• _What to do_:
Check every line of the data below for the string "properties", and copy the ones that hold it.

=-=-=-=-=

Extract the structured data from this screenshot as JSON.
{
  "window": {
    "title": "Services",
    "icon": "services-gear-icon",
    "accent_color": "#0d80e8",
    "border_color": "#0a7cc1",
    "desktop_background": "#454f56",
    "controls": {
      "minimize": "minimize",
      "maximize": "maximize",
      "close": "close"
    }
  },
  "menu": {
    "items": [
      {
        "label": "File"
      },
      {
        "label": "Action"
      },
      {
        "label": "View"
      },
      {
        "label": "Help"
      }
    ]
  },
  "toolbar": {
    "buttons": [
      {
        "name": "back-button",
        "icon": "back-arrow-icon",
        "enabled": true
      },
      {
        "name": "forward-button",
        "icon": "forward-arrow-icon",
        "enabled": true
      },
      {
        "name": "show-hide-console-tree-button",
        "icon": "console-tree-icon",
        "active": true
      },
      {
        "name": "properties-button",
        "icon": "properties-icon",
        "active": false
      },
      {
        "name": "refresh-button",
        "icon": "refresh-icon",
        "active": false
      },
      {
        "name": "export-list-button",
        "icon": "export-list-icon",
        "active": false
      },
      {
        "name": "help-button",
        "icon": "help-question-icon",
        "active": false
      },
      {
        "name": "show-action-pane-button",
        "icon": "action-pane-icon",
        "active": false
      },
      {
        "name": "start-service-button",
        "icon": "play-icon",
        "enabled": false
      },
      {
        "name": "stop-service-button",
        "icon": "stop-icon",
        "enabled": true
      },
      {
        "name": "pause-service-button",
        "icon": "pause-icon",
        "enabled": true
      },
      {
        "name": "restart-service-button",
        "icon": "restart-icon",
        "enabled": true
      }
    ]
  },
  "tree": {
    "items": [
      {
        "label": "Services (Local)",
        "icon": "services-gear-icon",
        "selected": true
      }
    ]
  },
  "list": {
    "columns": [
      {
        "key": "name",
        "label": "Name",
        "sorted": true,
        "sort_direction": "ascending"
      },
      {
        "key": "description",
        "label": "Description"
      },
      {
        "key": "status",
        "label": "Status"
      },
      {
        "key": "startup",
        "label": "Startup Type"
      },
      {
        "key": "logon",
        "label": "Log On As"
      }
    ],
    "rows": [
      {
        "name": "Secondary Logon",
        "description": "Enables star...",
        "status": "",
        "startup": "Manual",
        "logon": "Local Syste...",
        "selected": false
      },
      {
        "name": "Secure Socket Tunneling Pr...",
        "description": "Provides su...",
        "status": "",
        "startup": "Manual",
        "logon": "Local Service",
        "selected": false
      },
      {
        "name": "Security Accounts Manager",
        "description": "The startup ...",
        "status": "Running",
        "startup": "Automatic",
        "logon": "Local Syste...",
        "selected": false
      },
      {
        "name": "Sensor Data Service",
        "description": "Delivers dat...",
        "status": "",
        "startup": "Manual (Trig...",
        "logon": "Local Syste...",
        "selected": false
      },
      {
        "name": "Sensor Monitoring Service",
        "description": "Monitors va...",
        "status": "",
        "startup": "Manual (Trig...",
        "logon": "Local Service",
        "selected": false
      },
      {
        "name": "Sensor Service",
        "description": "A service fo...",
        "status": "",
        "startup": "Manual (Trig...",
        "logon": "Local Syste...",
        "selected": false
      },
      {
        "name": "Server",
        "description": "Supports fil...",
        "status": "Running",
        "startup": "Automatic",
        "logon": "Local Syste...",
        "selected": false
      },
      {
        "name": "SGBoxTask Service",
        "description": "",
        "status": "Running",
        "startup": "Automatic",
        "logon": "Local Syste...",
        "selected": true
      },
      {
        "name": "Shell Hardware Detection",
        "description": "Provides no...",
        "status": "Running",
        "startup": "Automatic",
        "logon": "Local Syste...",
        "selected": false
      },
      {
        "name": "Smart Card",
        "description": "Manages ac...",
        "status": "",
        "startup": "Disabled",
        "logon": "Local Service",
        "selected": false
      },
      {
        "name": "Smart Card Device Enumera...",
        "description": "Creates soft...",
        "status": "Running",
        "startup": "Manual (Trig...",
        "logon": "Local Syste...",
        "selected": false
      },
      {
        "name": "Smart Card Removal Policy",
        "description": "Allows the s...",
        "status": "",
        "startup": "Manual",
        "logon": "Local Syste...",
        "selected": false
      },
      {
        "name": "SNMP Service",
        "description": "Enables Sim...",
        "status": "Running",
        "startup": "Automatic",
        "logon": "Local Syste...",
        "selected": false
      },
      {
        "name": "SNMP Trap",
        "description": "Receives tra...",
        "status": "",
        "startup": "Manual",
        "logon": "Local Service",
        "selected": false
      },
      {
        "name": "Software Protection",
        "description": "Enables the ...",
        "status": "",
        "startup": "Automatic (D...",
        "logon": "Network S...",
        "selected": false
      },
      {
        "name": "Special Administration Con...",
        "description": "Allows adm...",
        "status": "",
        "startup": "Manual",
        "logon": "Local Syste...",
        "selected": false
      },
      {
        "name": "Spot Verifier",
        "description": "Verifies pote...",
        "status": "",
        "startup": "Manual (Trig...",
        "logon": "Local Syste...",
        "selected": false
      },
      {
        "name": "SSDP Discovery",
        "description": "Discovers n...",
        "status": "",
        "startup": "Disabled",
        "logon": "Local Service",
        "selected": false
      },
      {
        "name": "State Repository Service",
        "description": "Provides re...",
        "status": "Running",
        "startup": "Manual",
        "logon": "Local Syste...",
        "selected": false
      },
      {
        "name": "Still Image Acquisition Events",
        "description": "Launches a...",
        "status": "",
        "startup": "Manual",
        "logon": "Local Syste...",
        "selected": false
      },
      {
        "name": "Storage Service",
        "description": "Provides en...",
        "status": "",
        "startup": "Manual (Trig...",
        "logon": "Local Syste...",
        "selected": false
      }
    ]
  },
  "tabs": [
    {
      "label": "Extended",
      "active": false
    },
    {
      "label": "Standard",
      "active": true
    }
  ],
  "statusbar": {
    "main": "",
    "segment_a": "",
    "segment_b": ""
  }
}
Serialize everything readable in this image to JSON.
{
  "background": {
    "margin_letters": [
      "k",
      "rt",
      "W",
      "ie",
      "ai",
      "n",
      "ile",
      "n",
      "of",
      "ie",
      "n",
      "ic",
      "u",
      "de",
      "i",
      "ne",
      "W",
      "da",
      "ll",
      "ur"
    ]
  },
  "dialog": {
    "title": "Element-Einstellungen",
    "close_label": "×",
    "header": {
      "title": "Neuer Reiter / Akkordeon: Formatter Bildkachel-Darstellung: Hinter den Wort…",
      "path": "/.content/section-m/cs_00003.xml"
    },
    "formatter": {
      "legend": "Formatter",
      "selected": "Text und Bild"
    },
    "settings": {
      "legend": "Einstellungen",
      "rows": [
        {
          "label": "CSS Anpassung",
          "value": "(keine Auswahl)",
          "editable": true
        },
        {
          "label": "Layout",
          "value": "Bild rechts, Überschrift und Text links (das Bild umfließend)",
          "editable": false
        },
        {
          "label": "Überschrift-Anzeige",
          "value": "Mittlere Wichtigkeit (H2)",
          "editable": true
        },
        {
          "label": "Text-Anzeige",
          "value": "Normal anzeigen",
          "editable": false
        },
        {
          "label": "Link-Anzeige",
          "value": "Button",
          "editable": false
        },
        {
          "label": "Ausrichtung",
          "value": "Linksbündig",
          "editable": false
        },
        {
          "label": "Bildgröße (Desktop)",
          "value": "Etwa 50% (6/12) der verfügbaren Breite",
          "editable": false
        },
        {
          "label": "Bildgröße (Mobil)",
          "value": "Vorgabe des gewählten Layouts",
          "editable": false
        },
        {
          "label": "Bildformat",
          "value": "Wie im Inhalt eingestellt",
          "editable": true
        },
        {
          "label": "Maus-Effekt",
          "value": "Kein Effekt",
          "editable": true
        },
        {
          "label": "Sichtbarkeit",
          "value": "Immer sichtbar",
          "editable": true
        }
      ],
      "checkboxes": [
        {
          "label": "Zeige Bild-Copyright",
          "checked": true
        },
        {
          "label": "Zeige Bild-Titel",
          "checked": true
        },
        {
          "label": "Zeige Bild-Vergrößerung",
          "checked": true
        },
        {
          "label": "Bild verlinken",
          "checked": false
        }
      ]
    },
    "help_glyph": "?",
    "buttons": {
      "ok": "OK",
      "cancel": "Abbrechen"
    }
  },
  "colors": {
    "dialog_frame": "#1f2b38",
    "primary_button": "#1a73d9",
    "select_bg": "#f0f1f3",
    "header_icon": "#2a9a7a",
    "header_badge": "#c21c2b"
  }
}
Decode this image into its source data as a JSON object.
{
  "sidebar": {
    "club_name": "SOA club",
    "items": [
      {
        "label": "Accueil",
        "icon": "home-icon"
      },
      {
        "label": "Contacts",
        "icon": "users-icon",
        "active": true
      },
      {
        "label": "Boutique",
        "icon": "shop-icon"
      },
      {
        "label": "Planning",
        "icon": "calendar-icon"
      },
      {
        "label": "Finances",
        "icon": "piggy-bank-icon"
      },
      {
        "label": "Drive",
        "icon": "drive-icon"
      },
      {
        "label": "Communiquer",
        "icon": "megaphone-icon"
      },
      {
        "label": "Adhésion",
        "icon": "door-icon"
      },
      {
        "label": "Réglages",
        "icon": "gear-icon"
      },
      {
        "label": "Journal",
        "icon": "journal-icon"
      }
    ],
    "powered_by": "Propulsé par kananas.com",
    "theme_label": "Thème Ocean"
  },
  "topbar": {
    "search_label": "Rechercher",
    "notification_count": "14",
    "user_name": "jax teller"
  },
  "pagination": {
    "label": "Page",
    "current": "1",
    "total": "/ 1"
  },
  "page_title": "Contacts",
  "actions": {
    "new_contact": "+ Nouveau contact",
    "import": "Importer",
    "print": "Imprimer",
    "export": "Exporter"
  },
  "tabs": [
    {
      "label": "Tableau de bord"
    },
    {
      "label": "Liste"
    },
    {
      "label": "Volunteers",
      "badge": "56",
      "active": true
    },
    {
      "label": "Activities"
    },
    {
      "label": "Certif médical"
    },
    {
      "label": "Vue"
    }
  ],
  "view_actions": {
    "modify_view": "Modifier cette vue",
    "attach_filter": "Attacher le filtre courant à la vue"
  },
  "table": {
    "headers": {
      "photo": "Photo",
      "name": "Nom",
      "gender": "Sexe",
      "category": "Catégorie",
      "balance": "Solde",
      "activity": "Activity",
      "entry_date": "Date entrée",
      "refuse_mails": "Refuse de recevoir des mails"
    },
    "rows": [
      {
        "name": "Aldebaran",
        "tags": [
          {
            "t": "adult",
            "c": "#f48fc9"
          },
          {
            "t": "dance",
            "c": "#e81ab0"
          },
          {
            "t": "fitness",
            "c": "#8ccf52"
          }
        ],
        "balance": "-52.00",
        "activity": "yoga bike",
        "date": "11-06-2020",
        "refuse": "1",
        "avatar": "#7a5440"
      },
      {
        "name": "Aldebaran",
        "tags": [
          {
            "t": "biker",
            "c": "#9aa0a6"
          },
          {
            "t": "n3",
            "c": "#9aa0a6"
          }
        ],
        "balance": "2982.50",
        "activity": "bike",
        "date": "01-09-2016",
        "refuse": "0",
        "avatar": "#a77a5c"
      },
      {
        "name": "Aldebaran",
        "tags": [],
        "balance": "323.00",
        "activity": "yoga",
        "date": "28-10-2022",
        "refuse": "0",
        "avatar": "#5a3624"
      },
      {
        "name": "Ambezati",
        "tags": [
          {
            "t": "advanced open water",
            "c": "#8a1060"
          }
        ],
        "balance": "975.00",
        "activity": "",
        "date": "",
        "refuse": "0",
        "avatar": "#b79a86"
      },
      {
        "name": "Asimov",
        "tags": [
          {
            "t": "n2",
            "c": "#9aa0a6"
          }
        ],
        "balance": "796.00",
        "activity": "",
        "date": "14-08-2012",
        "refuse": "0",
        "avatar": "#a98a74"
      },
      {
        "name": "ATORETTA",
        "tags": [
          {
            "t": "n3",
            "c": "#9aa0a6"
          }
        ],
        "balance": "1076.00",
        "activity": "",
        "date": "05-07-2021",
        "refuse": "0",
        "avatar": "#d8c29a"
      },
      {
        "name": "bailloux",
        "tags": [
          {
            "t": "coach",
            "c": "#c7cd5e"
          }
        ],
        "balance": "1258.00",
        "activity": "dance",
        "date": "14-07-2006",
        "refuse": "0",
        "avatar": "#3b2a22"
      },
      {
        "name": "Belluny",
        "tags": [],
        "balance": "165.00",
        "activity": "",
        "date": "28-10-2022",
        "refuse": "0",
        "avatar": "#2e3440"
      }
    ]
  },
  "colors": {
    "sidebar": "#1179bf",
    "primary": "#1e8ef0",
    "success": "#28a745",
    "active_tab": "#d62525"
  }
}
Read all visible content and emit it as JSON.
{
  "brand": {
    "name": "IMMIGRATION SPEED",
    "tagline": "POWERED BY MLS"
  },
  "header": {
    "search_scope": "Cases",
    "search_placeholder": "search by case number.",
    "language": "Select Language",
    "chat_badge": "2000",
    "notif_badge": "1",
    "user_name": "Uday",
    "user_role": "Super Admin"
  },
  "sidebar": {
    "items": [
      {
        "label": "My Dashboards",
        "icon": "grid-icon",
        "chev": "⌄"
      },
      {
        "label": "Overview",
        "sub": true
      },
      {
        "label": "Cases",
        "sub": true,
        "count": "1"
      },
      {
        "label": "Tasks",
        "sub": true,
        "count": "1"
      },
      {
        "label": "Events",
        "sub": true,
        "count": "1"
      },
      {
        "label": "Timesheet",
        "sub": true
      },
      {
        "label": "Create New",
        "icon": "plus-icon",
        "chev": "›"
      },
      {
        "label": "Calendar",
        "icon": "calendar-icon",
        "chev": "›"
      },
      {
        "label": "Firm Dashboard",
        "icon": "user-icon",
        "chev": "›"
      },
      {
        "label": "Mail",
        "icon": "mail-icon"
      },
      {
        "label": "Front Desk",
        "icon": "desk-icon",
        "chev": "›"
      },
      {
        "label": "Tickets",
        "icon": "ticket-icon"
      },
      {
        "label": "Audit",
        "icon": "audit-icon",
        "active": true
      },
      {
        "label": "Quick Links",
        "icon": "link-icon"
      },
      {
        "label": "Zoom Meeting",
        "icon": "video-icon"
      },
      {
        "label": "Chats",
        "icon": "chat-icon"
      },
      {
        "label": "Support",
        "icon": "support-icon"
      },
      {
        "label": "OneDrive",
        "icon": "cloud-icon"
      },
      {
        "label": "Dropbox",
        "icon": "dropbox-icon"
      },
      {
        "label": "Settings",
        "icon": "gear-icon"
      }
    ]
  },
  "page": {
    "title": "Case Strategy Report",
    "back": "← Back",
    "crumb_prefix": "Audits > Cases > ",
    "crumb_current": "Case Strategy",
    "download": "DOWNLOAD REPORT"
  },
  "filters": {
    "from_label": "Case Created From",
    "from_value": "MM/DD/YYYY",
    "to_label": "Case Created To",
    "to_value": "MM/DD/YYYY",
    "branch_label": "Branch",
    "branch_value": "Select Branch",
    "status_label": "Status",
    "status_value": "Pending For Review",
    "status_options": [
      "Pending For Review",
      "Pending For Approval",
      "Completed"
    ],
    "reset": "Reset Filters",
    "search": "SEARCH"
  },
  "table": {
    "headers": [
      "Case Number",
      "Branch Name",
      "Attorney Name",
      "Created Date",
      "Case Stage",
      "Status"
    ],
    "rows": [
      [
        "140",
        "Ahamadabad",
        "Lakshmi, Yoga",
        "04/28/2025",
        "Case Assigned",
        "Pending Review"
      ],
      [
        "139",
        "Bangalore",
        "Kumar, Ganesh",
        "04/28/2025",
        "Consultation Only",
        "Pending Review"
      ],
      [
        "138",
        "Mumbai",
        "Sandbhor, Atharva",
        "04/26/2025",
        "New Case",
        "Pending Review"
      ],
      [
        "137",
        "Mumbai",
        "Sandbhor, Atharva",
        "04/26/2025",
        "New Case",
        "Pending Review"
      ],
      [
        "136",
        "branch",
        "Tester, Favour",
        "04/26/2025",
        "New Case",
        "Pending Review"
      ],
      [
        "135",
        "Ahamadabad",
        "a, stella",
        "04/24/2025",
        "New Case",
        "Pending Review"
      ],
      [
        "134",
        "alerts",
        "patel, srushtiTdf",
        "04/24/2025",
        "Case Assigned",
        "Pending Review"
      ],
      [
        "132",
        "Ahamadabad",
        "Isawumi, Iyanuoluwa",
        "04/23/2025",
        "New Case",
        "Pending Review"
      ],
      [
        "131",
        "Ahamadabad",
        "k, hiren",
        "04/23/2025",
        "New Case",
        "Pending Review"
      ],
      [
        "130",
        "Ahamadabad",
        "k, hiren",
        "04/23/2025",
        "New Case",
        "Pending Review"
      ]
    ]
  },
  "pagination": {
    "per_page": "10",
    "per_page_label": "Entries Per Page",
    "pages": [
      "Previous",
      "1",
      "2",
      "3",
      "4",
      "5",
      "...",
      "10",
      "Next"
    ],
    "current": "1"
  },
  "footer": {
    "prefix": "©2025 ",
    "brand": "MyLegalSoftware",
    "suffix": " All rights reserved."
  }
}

=-=-=-=-=

• _Result_:
        "name": "properties-button",
        "icon": "properties-icon",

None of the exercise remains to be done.